→ What needs to be done
Read through the data and report every line in which the word "JSON" occurs.
▬▬▬
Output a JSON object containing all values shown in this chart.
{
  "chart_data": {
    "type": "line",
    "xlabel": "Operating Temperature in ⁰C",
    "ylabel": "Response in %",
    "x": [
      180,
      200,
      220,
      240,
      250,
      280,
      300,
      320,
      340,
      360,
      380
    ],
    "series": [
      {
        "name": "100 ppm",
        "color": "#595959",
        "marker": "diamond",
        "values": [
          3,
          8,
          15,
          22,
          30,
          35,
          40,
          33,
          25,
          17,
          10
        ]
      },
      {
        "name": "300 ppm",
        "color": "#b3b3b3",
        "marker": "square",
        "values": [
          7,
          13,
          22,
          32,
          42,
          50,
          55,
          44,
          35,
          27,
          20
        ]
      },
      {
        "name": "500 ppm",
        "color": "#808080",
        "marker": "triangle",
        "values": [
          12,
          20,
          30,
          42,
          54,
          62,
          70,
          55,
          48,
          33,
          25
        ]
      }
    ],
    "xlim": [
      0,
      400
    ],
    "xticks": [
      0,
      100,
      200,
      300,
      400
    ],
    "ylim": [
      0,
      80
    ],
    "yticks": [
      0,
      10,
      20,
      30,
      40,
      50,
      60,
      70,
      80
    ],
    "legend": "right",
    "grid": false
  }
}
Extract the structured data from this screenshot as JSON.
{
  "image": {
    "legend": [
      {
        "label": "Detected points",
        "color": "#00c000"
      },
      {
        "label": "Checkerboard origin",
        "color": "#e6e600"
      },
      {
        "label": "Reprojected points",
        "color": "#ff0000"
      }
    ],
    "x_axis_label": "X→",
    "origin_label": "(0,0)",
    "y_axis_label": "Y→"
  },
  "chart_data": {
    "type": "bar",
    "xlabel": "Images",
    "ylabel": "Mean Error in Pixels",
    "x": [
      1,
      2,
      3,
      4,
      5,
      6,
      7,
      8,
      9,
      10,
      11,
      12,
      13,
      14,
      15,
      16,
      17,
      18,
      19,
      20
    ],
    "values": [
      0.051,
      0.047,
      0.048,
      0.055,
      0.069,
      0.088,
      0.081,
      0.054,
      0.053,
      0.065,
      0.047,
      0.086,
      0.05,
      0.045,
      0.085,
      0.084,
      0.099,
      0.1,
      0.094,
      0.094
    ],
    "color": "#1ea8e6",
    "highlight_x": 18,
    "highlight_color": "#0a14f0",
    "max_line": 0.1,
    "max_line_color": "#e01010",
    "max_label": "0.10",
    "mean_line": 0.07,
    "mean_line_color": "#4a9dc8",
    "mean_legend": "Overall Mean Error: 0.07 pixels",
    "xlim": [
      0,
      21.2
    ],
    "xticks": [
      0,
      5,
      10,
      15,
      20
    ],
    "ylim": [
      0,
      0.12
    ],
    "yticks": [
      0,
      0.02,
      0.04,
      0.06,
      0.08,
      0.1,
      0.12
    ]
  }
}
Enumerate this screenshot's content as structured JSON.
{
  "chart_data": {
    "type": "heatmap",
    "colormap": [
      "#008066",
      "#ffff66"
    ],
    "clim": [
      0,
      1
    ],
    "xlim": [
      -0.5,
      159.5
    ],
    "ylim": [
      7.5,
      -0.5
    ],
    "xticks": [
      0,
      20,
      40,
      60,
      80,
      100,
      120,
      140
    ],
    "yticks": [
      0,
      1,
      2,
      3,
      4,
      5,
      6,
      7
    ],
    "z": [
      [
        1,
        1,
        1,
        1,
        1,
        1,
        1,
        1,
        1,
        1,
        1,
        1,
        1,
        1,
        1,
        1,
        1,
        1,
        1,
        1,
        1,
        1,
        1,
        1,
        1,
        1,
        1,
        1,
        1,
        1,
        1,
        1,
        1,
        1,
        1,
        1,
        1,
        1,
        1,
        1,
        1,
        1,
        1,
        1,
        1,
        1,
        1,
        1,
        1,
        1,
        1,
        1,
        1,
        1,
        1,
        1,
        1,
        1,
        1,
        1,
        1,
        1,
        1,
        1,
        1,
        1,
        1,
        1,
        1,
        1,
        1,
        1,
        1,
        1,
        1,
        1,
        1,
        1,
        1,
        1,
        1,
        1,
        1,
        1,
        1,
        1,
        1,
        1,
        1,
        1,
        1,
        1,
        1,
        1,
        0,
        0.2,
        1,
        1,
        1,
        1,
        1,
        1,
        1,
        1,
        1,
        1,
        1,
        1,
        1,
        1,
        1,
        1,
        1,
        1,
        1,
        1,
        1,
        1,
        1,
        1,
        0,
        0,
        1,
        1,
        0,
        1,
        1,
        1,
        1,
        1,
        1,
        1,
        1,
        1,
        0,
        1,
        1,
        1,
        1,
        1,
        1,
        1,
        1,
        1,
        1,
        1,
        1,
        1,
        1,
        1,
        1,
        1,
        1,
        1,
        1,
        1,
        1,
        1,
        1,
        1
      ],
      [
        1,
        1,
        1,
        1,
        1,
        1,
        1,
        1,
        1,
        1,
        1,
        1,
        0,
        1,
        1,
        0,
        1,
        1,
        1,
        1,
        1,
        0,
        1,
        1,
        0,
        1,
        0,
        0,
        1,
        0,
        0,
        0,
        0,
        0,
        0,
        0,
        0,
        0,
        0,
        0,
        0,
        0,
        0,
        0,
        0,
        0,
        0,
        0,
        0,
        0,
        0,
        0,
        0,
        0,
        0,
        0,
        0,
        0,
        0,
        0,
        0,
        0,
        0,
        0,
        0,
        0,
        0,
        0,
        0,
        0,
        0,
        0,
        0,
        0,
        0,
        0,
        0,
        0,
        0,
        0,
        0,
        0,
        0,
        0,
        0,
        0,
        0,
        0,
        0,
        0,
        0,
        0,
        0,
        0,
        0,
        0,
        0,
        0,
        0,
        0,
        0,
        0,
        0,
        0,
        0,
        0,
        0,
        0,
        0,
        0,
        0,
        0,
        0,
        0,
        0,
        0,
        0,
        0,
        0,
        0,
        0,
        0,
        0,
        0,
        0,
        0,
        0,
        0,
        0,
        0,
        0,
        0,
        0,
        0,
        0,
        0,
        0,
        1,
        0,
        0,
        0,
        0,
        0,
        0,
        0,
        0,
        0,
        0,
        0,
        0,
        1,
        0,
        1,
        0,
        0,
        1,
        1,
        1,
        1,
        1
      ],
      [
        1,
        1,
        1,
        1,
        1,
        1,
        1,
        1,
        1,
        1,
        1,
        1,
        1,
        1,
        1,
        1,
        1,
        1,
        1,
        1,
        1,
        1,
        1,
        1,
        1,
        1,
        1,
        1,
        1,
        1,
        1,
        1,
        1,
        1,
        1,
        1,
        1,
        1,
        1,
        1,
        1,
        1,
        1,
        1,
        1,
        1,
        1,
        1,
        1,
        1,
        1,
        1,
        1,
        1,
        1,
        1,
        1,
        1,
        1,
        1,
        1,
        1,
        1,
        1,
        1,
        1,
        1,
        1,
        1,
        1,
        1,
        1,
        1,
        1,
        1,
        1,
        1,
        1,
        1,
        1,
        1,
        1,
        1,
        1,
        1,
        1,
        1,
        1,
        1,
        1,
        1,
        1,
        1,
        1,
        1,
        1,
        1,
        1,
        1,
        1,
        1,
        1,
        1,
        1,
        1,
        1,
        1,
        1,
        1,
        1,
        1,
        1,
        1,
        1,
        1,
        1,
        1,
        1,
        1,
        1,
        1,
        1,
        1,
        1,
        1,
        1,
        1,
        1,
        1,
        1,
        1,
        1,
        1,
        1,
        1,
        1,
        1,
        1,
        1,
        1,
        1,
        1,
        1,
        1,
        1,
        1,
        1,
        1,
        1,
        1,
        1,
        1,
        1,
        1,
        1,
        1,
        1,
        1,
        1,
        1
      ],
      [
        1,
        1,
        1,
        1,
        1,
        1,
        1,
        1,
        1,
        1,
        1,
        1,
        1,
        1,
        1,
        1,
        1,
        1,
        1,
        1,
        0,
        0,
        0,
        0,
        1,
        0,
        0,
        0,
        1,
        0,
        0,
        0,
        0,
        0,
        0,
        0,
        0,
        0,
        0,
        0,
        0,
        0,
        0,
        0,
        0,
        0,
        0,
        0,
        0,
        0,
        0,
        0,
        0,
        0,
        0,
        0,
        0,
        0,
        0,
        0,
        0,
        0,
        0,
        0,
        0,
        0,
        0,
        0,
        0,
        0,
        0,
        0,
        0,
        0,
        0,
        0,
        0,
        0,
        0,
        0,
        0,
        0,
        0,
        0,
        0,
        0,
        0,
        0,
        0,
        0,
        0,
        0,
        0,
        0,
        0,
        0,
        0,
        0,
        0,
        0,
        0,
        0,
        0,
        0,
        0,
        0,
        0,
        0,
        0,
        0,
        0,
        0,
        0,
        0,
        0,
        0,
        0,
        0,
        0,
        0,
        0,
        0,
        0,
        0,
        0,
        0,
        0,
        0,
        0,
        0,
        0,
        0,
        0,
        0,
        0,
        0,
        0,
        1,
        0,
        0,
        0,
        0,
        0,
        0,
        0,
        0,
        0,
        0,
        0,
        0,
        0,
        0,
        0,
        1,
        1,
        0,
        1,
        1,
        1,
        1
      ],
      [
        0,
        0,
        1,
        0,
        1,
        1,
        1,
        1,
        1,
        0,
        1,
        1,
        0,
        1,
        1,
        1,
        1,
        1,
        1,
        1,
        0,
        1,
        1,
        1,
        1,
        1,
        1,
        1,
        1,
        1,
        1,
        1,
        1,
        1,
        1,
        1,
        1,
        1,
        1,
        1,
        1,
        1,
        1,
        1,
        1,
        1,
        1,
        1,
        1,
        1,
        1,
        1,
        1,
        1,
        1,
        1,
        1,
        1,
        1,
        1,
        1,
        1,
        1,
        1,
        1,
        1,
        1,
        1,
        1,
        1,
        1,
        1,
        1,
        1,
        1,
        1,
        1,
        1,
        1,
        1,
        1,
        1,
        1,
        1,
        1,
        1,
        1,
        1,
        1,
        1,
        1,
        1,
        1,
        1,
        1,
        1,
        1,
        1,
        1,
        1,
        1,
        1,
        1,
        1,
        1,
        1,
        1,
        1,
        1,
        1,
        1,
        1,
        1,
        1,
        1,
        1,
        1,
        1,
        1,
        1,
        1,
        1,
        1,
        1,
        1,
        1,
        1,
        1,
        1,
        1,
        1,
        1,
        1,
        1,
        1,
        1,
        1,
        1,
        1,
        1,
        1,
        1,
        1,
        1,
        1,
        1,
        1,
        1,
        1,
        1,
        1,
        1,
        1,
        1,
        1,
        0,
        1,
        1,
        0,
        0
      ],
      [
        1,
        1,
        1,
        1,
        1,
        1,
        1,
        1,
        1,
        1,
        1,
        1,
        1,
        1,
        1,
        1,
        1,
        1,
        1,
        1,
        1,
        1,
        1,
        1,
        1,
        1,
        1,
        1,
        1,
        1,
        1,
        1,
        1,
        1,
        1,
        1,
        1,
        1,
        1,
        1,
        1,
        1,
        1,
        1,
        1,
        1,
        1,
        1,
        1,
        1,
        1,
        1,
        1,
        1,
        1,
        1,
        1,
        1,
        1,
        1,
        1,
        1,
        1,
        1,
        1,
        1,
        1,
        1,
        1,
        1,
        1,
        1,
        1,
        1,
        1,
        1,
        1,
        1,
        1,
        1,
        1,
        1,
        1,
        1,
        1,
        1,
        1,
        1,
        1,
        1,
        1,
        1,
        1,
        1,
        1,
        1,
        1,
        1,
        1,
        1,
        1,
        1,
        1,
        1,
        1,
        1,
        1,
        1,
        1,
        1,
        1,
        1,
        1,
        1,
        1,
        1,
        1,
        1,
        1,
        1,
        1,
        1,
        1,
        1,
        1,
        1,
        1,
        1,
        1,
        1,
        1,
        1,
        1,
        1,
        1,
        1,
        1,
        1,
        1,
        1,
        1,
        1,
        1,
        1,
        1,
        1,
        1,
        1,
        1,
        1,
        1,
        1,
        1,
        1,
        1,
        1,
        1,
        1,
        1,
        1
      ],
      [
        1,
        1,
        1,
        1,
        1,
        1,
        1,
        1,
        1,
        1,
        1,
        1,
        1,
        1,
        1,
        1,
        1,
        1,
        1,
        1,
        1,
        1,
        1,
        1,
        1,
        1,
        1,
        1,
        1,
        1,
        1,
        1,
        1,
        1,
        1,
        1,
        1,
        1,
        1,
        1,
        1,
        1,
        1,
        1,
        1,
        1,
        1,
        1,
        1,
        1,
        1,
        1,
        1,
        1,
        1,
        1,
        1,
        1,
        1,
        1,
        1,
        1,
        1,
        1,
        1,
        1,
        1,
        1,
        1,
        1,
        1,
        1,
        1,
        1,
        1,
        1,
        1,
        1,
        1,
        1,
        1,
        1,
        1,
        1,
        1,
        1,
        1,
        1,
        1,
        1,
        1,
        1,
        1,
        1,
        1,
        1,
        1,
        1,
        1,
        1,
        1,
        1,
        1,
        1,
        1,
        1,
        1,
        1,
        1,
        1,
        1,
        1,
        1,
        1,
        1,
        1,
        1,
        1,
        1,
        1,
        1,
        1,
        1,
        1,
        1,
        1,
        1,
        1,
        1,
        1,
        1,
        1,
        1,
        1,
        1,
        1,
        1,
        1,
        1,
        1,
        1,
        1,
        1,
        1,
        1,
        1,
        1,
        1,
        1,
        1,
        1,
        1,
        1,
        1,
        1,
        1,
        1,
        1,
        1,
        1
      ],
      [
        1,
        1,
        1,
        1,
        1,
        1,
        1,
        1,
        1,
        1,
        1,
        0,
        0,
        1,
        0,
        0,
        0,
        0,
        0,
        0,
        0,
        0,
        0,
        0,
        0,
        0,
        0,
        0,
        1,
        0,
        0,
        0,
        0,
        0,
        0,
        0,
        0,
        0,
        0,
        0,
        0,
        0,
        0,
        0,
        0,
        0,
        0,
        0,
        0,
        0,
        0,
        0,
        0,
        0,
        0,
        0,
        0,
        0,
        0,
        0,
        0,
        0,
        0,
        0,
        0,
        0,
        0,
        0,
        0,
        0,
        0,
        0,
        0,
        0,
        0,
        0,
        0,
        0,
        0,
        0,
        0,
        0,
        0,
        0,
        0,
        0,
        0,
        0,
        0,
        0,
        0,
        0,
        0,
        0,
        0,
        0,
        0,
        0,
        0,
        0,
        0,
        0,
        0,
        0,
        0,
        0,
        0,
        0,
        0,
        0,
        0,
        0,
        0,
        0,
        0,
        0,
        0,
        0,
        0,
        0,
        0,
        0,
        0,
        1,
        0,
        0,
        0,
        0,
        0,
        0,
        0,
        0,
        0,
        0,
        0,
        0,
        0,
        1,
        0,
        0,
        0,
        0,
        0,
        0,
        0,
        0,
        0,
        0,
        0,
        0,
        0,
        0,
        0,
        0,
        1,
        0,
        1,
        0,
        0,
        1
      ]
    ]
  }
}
▬▬▬
→ Written solution
Output a JSON object containing all values shown in this chart.
Extract the structured data from this screenshot as JSON.
Enumerate this screenshot's content as structured JSON.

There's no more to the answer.